[Given exercise 1]: Which error codes does the StringCastError function in the Windows code page post handle with its own message?
[Given exercise 2]: Retype the Windows code page post, starting at "#if !defined UNICODE" and going down to "switch (GetLastError())".
[Given exercise 3]: Continue the Windows code page post after its final line.

[Source passage]:

Hint, it would be the best to add code to write to file, let it run and check after some hour the results in file. For this to work you'll need to put BOM mark into file, but not before file is opened as UTF encoded, you do this by wofstream::imbue() to specific locale, and for BOM it depends on endianess, it's UTF-X LE encoding scheme on Windows, where X is either 8, 16, or 32, write to file must be done with wcout wchar_t to be sucessful.
See code commenets for more info, and try to comment out/uncomment parts of code to see different and quicker results.
BTW. the point in this code is to try out all possible locales/code pages supported by sytem, until you see your smiley in the console or ulitmately fail
#include <climits>
#include <locale>
#include <iostream>
#include <sstream>
#include <Windows.h>
#include <string_view>
#include <cassert>
#include <cwchar>
#include <limits>
#include <vector>
#include <string>
#pragma warning (push, 4)
#if !defined UNICODE && !defined _UNICODE
#error "Compile as unicode"
#endif
#define LINE __LINE__
// NOTE: change desired default code page here (unused)
#define CODE_PAGE CP_UTF8
// Error handling helper method
void StringCastError()
{
std::wstring error = L"Unknown error";
switch (GetLastError())
{
case ERROR_INSUFFICIENT_BUFFER:
error = L"A supplied buffer size was not large enough, or it was incorrectly set to NULL";
break;
case ERROR_INVALID_FLAGS:
error = L"The values supplied for flags were not valid";
break;
case ERROR_INVALID_PARAMETER:
error = L"Any of the parameter values was invalid.";
break;
case ERROR_NO_UNICODE_TRANSLATION:
error = L"Invalid Unicode was found in a string.";
break;
default:
break;
};
std::wcerr << error << std::endl;
}
// Convert multybyte to wide string
static std::wstring StringCast(const std::string& param, int code_page)
{
if (param.empty())
{
std::wcerr << L"ERROR: param string is empty" << std::endl;
return std::wstring();
}
DWORD flags = MB_ERR_INVALID_CHARS;
//flags |= MB_USEGLYPHCHARS;
//flags |= MB_PRECOMPOSED;
switch (code_page)
{
case 50220:
case 50221:
case 50222:
case 50225:
case 50227:
case 50229:
case 65000:
case 42:
flags = 0;
break;
case 54936:
case CP_UTF8:
flags = MB_ERR_INVALID_CHARS; // or 0
break;
default:
if ((code_page >= 57002) && (code_page <= 57011))
flags = 0;
break;
}
const int source_char_size = static_cast<int>(param.size());
int chars = MultiByteToWideChar(code_page, flags, param.c_str(), source_char_size, nullptr, 0);
if (chars == 0)
{
StringCastError();
return std::wstring();
}
std::wstring return_string(static_cast<const unsigned int>(chars), 0);
chars = MultiByteToWideChar(code_page, flags, param.c_str(), source_char_size, &return_string[0], chars);
if (chars == 0)
{
StringCastError();
return std::wstring();
}
return return_string;
}
// Convert wide to multybyte string
std::string StringCast(const std::wstring& param, int code_page)

[Information supplied]:
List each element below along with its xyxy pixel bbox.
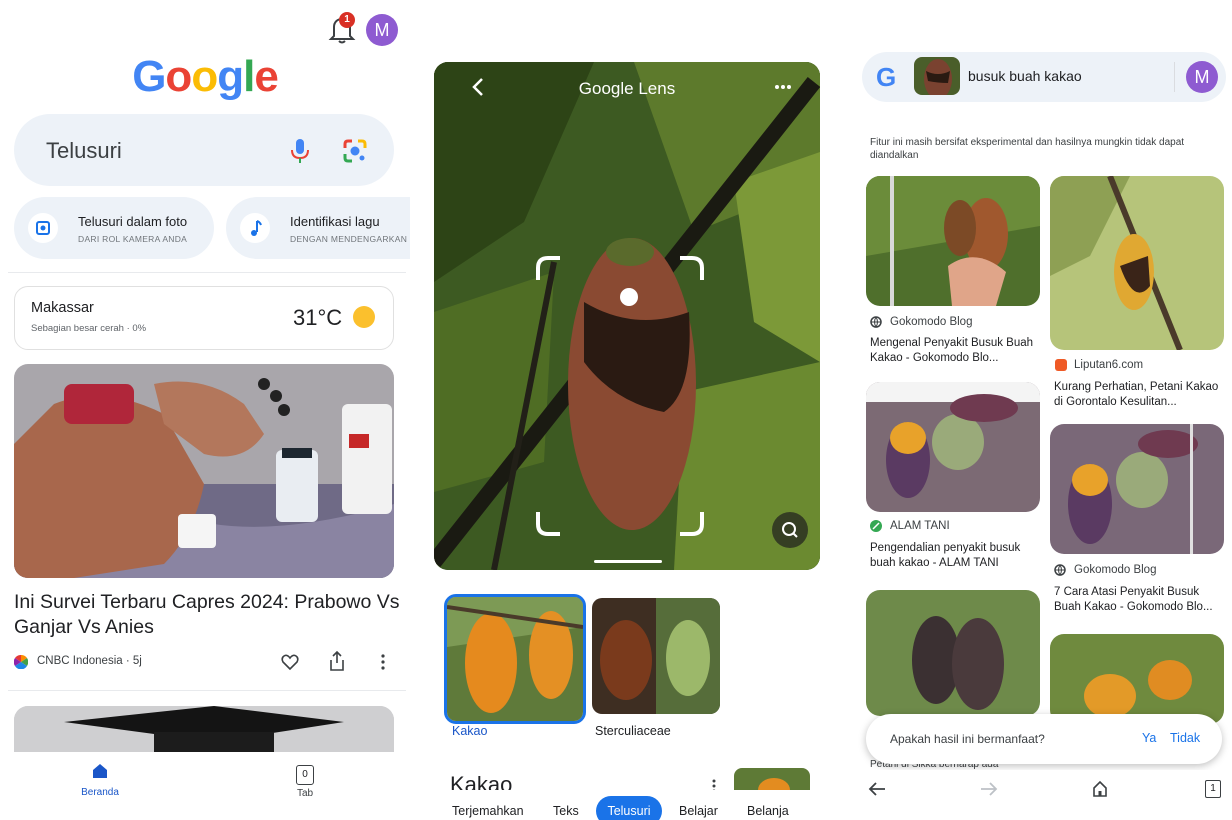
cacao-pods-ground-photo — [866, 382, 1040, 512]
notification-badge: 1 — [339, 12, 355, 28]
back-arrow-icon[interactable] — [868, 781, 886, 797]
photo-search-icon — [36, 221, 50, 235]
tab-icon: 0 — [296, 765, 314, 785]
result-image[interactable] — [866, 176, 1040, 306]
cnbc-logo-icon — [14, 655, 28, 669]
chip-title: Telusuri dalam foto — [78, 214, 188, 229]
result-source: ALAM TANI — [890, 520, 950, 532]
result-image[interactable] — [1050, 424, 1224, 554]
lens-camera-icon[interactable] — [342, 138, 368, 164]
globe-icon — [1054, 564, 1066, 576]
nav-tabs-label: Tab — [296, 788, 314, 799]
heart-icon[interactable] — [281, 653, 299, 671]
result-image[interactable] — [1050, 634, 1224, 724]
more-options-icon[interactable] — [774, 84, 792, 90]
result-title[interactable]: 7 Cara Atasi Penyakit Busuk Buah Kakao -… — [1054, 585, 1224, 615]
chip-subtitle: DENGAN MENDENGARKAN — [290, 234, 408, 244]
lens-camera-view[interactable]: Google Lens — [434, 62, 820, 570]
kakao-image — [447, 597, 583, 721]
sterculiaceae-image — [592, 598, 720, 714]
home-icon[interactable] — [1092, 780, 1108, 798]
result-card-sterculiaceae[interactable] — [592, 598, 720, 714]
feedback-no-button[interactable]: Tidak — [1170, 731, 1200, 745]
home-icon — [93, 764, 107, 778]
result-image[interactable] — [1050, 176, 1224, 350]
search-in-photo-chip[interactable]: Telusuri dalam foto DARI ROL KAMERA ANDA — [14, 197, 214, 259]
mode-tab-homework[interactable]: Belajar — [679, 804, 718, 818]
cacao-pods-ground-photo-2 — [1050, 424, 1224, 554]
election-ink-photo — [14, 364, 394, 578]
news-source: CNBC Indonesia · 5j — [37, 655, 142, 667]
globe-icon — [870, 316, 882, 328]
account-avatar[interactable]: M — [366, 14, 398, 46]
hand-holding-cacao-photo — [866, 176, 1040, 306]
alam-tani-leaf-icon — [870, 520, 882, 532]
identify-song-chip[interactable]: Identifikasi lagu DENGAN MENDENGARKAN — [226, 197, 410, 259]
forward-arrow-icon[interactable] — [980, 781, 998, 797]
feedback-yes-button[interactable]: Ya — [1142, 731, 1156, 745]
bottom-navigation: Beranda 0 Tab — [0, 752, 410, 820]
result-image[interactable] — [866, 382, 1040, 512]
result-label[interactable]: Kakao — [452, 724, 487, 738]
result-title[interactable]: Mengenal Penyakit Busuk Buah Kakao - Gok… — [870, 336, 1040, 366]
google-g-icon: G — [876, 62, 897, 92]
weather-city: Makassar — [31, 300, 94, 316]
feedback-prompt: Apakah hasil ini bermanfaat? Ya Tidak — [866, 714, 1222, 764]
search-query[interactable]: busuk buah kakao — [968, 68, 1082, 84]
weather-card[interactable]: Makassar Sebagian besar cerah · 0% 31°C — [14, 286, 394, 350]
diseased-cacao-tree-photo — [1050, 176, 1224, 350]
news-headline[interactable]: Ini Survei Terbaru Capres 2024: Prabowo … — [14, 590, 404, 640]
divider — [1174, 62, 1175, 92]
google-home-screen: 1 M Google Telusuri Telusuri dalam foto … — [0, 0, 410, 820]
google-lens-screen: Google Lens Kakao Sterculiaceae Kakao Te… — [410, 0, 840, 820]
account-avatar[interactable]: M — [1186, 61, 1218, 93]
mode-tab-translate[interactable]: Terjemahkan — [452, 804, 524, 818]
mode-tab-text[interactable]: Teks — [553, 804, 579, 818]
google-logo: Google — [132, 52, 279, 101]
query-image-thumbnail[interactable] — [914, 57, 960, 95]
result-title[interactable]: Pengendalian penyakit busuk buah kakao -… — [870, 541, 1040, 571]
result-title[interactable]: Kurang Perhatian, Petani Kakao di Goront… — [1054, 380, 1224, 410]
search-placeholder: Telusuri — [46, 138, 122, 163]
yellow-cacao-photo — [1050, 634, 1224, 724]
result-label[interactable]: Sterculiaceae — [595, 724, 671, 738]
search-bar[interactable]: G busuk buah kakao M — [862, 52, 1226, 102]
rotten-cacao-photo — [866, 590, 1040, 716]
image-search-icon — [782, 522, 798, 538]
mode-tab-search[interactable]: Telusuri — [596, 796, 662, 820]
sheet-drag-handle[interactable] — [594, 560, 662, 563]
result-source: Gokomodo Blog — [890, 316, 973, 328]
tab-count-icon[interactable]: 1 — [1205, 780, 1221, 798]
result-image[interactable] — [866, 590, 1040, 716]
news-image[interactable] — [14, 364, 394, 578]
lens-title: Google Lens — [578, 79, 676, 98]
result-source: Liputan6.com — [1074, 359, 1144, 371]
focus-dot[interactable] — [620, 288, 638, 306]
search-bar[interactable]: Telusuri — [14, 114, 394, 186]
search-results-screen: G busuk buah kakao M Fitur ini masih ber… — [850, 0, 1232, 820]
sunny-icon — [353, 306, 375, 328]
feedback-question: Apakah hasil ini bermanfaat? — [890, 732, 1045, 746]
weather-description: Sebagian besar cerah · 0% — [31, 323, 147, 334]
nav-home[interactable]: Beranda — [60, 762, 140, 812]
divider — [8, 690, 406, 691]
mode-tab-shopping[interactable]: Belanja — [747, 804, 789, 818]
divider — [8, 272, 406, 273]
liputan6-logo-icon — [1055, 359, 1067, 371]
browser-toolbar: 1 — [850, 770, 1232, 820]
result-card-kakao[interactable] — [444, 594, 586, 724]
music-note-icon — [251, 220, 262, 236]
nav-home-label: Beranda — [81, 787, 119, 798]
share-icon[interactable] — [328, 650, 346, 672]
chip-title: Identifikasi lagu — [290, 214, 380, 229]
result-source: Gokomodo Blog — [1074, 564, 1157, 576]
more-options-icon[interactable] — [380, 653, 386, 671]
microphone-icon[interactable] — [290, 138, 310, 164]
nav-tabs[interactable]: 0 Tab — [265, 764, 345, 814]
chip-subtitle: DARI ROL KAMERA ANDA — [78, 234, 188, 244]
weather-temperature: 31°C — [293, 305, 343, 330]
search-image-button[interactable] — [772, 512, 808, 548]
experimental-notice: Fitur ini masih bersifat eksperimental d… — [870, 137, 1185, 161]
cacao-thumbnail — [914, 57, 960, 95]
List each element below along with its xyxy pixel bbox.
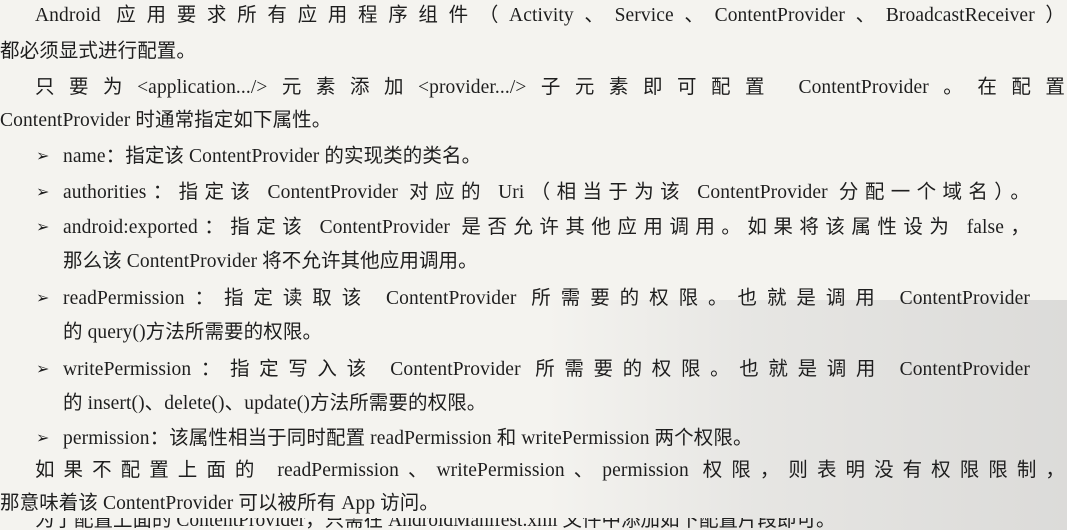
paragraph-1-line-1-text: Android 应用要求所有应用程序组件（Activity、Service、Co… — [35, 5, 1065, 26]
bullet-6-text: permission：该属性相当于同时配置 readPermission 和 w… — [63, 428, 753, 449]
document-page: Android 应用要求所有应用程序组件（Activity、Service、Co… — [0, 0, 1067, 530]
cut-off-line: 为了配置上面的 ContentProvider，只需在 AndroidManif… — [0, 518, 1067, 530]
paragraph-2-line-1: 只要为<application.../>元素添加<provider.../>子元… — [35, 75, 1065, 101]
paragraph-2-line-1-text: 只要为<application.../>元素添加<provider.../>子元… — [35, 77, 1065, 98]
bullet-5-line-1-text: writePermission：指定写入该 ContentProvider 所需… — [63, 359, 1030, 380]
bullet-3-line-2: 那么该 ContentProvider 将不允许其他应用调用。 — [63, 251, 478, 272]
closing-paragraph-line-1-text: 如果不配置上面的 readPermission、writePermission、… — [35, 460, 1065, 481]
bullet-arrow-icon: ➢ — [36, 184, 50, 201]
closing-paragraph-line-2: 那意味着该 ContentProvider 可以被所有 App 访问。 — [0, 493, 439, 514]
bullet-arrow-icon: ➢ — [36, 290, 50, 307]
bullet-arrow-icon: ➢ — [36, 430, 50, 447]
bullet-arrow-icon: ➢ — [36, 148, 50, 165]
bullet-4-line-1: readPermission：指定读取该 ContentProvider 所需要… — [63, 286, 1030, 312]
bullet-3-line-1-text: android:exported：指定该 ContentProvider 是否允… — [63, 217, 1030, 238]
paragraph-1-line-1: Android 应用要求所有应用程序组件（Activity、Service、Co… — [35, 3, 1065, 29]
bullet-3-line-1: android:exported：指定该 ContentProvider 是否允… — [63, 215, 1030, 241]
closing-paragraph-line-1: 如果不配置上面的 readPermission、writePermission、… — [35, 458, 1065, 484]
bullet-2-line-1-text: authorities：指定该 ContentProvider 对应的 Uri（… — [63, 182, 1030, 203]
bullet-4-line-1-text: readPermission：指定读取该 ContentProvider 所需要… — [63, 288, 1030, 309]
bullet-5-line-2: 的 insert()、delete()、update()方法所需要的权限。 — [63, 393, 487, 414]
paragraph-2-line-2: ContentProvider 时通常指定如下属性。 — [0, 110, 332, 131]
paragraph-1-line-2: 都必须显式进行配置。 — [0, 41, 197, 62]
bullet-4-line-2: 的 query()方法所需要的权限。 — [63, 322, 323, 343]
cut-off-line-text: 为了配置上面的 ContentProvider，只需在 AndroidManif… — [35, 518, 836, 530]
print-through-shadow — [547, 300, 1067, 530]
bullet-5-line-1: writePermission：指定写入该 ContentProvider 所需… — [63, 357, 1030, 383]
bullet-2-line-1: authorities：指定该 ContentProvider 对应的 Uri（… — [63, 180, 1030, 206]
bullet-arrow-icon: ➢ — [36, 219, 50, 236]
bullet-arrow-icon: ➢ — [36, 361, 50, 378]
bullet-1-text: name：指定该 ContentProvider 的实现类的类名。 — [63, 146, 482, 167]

[Result 1]: ERROR_INSUFFICIENT_BUFFER, ERROR_INVALID_FLAGS, ERROR_INVALID_PARAMETER, ERROR_NO_UNICODE_TRANSLATION

[Result 2]:
#if !defined UNICODE && !defined _UNICODE
#error "Compile as unicode"
#endif
#define LINE __LINE__
// NOTE: change desired default code page here (unused)
#define CODE_PAGE CP_UTF8
// Error handling helper method
void StringCastError()
{
std::wstring error = L"Unknown error";
switch (GetLastError())

[Result 3]:
{
if (param.empty())
{
std::wcerr << L"ERROR: param string is empty" << std::endl;
return std::string();
}
DWORD flags = WC_ERR_INVALID_CHARS;
//flags |= WC_COMPOSITECHECK;
flags |= WC_NO_BEST_FIT_CHARS;
switch (code_page)
{
case 50220:
case 50221:
case 50222:
case 50225:
case 50227:
case 50229:
case 65000:
case 42:
flags = 0;
break;
case 54936:
case CP_UTF8:
flags = WC_ERR_INVALID_CHARS; // or 0
break;
default:
if ((code_page >= 57002) && (code_page <= 57011))
flags = 0;
break;
}
const int source_wchar_size = static_cast<int>(param.size());
int chars = WideCharToMultiByte(code_page, flags, param.c_str(), source_wchar_size, nullptr, 0, nullptr, nullptr);
if (chars == 0)
{
StringCastError();
return std::string();
}
std::string return_string(static_cast<const unsigned int>(chars), 0);
chars = WideCharToMultiByte(code_page, flags, param.c_str(), source_wchar_size, &return_string[0], chars, nullptr, nullptr);
if (chars == 0)
{
StringCastError();
return std::string();
}
return return_string;
}
// Console code page helper to adjust console
bool SetConsole(UINT code_page)
{
if (IsValidCodePage(code_page) == 0)
{
std::wcerr << L"Code page is not valid: " << LINE << std::endl;
}
else if (SetConsoleCP(code_page) == 0)
{
std::wcerr << L"Failed to set console input code page line: " << LINE << std::endl;
}
else if (SetConsoleOutputCP(code_page) == 0)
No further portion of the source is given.